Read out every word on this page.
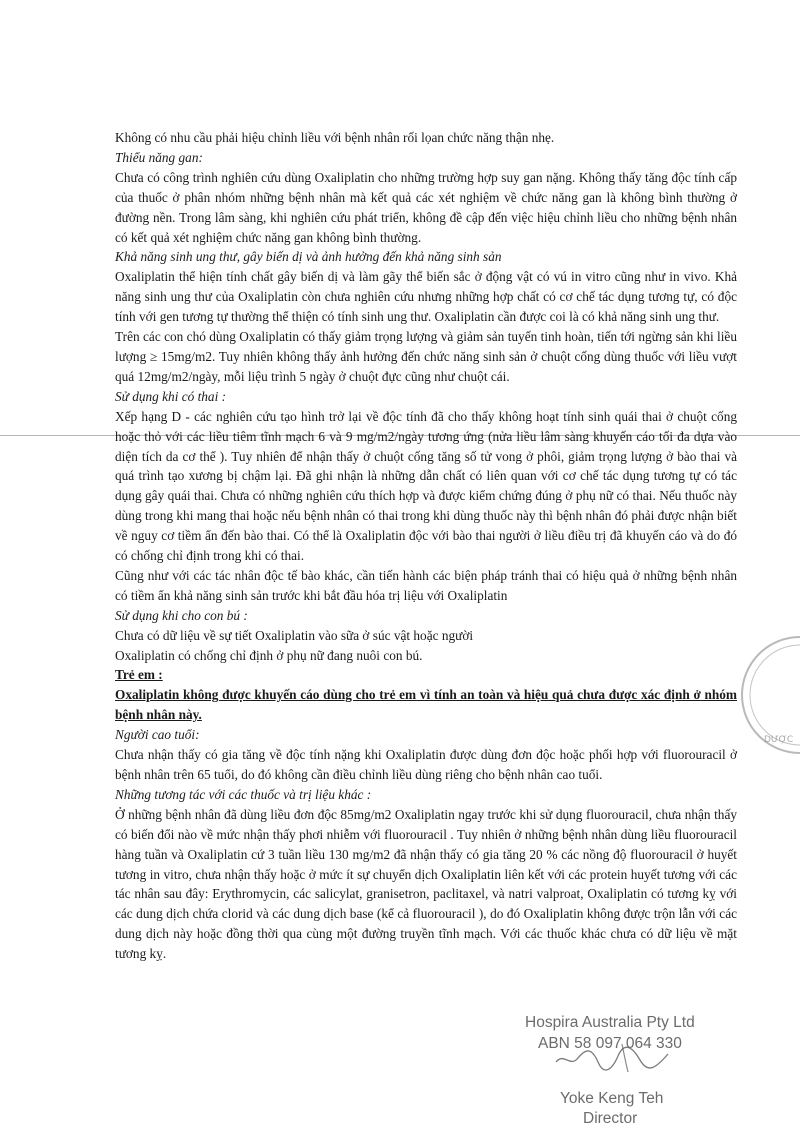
Không có nhu cầu phải hiệu chỉnh liều với bệnh nhân rối lọan chức năng thận nhẹ.

Thiểu năng gan:

Chưa có công trình nghiên cứu dùng Oxaliplatin cho những trường hợp suy gan nặng. Không thấy tăng độc tính cấp của thuốc ở phân nhóm những bệnh nhân mà kết quả các xét nghiệm về chức năng gan là không bình thường ở đường nền. Trong lâm sàng, khi nghiên cứu phát triển, không đề cập đến việc hiệu chỉnh liều cho những bệnh nhân có kết quả xét nghiệm chức năng gan không bình thường.

Khả năng sinh ung thư, gây biến dị và ảnh hưởng đến khả năng sinh sản

Oxaliplatin thể hiện tính chất gây biến dị và làm gãy thể biến sắc ở động vật có vú in vitro cũng như in vivo. Khả năng sinh ung thư của Oxaliplatin còn chưa nghiên cứu nhưng những hợp chất có cơ chế tác dụng tương tự, có độc tính với gen tương tự thường thể thiện có tính sinh ung thư. Oxaliplatin cần được coi là có khả năng sinh ung thư.

Trên các con chó dùng Oxaliplatin có thấy giảm trọng lượng và giảm sản tuyến tinh hoàn, tiến tới ngừng sản khi liều lượng ≥ 15mg/m2. Tuy nhiên không thấy ảnh hưởng đến chức năng sinh sản ở chuột cống dùng thuốc với liều vượt quá 12mg/m2/ngày, mỗi liệu trình 5 ngày ở chuột đực cũng như chuột cái.

Sử dụng khi có thai :

Xếp hạng D - các nghiên cứu tạo hình trở lại về độc tính đã cho thấy không hoạt tính sinh quái thai ở chuột cống hoặc thỏ với các liều tiêm tĩnh mạch 6 và 9 mg/m2/ngày tương ứng (nửa liều lâm sàng khuyến cáo tối đa dựa vào diện tích da cơ thể ). Tuy nhiên để nhận thấy ở chuột cống tăng số tử vong ở phôi, giảm trọng lượng ở bào thai và quá trình tạo xương bị chậm lại. Đã ghi nhận là những dẫn chất có liên quan với cơ chế tác dụng tương tự có tác dụng gây quái thai. Chưa có những nghiên cứu thích hợp và được kiểm chứng đúng ở phụ nữ có thai. Nếu thuốc này dùng trong khi mang thai hoặc nếu bệnh nhân có thai trong khi dùng thuốc này thì bệnh nhân đó phải được nhận biết về nguy cơ tiềm ẩn đến bào thai. Có thể là Oxaliplatin độc với bào thai người ở liều điều trị đã khuyến cáo và do đó có chống chỉ định trong khi có thai.

Cũng như với các tác nhân độc tế bào khác, cần tiến hành các biện pháp tránh thai có hiệu quả ở những bệnh nhân có tiềm ẩn khả năng sinh sản trước khi bắt đầu hóa trị liệu với Oxaliplatin

Sử dụng khi cho con bú :

Chưa có dữ liệu về sự tiết Oxaliplatin vào sữa ở súc vật hoặc người

Oxaliplatin có chống chỉ định ở phụ nữ đang nuôi con bú.

Trẻ em :

Oxaliplatin không được khuyến cáo dùng cho trẻ em vì tính an toàn và hiệu quả chưa được xác định ở nhóm bệnh nhân này.

Người cao tuổi:

Chưa nhận thấy có gia tăng về độc tính nặng khi Oxaliplatin được dùng đơn độc hoặc phối hợp với fluorouracil ở bệnh nhân trên 65 tuổi, do đó không cần điều chỉnh liều dùng riêng cho bệnh nhân cao tuổi.

Những tương tác với các thuốc và trị liệu khác :

Ở những bệnh nhân đã dùng liều đơn độc 85mg/m2 Oxaliplatin ngay trước khi sử dụng fluorouracil, chưa nhận thấy có biến đổi nào về mức nhận thấy phơi nhiễm với fluorouracil . Tuy nhiên ở những bệnh nhân dùng liều fluorouracil hàng tuần và Oxaliplatin cứ 3 tuần liều 130 mg/m2 đã nhận thấy có gia tăng 20 % các nồng độ fluorouracil ở huyết tương in vitro, chưa nhận thấy hoặc ở mức ít sự chuyển dịch Oxaliplatin liên kết với các protein huyết tương với các tác nhân sau đây: Erythromycin, các salicylat, granisetron, paclitaxel, và natri valproat, Oxaliplatin có tương kỵ với các dung dịch chứa clorid và các dung dịch base (kể cả fluorouracil ), do đó Oxaliplatin không được trộn lẫn với các dung dịch này hoặc đồng thời qua cùng một đường truyền tĩnh mạch. Với các thuốc khác chưa có dữ liệu về mặt tương kỵ.

DƯỢC
Hospira Australia Pty Ltd
ABN 58 097 064 330
Yoke Keng Teh
Director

────────

DESCRIPTION OF THE TASK ▸ The material above holds pictures; copy everything else in it exactly.

PROBLEM SOLUTION ▸
Read out every word on this page.
Không có nhu cầu phải hiệu chỉnh liều với bệnh nhân rối lọan chức năng thận nhẹ.

Thiểu năng gan:

Chưa có công trình nghiên cứu dùng Oxaliplatin cho những trường hợp suy gan nặng. Không thấy tăng độc tính cấp của thuốc ở phân nhóm những bệnh nhân mà kết quả các xét nghiệm về chức năng gan là không bình thường ở đường nền. Trong lâm sàng, khi nghiên cứu phát triển, không đề cập đến việc hiệu chỉnh liều cho những bệnh nhân có kết quả xét nghiệm chức năng gan không bình thường.

Khả năng sinh ung thư, gây biến dị và ảnh hưởng đến khả năng sinh sản

Oxaliplatin thể hiện tính chất gây biến dị và làm gãy thể biến sắc ở động vật có vú in vitro cũng như in vivo. Khả năng sinh ung thư của Oxaliplatin còn chưa nghiên cứu nhưng những hợp chất có cơ chế tác dụng tương tự, có độc tính với gen tương tự thường thể thiện có tính sinh ung thư. Oxaliplatin cần được coi là có khả năng sinh ung thư.

Trên các con chó dùng Oxaliplatin có thấy giảm trọng lượng và giảm sản tuyến tinh hoàn, tiến tới ngừng sản khi liều lượng ≥ 15mg/m2. Tuy nhiên không thấy ảnh hưởng đến chức năng sinh sản ở chuột cống dùng thuốc với liều vượt quá 12mg/m2/ngày, mỗi liệu trình 5 ngày ở chuột đực cũng như chuột cái.

Sử dụng khi có thai :

Xếp hạng D - các nghiên cứu tạo hình trở lại về độc tính đã cho thấy không hoạt tính sinh quái thai ở chuột cống hoặc thỏ với các liều tiêm tĩnh mạch 6 và 9 mg/m2/ngày tương ứng (nửa liều lâm sàng khuyến cáo tối đa dựa vào diện tích da cơ thể ). Tuy nhiên để nhận thấy ở chuột cống tăng số tử vong ở phôi, giảm trọng lượng ở bào thai và quá trình tạo xương bị chậm lại. Đã ghi nhận là những dẫn chất có liên quan với cơ chế tác dụng tương tự có tác dụng gây quái thai. Chưa có những nghiên cứu thích hợp và được kiểm chứng đúng ở phụ nữ có thai. Nếu thuốc này dùng trong khi mang thai hoặc nếu bệnh nhân có thai trong khi dùng thuốc này thì bệnh nhân đó phải được nhận biết về nguy cơ tiềm ẩn đến bào thai. Có thể là Oxaliplatin độc với bào thai người ở liều điều trị đã khuyến cáo và do đó có chống chỉ định trong khi có thai.

Cũng như với các tác nhân độc tế bào khác, cần tiến hành các biện pháp tránh thai có hiệu quả ở những bệnh nhân có tiềm ẩn khả năng sinh sản trước khi bắt đầu hóa trị liệu với Oxaliplatin

Sử dụng khi cho con bú :

Chưa có dữ liệu về sự tiết Oxaliplatin vào sữa ở súc vật hoặc người

Oxaliplatin có chống chỉ định ở phụ nữ đang nuôi con bú.

Trẻ em :

Oxaliplatin không được khuyến cáo dùng cho trẻ em vì tính an toàn và hiệu quả chưa được xác định ở nhóm bệnh nhân này.

Người cao tuổi:

Chưa nhận thấy có gia tăng về độc tính nặng khi Oxaliplatin được dùng đơn độc hoặc phối hợp với fluorouracil ở bệnh nhân trên 65 tuổi, do đó không cần điều chỉnh liều dùng riêng cho bệnh nhân cao tuổi.

Những tương tác với các thuốc và trị liệu khác :

Ở những bệnh nhân đã dùng liều đơn độc 85mg/m2 Oxaliplatin ngay trước khi sử dụng fluorouracil, chưa nhận thấy có biến đổi nào về mức nhận thấy phơi nhiễm với fluorouracil . Tuy nhiên ở những bệnh nhân dùng liều fluorouracil hàng tuần và Oxaliplatin cứ 3 tuần liều 130 mg/m2 đã nhận thấy có gia tăng 20 % các nồng độ fluorouracil ở huyết tương in vitro, chưa nhận thấy hoặc ở mức ít sự chuyển dịch Oxaliplatin liên kết với các protein huyết tương với các tác nhân sau đây: Erythromycin, các salicylat, granisetron, paclitaxel, và natri valproat, Oxaliplatin có tương kỵ với các dung dịch chứa clorid và các dung dịch base (kể cả fluorouracil ), do đó Oxaliplatin không được trộn lẫn với các dung dịch này hoặc đồng thời qua cùng một đường truyền tĩnh mạch. Với các thuốc khác chưa có dữ liệu về mặt tương kỵ.

DƯỢC
Hospira Australia Pty Ltd
ABN 58 097 064 330
Yoke Keng Teh
Director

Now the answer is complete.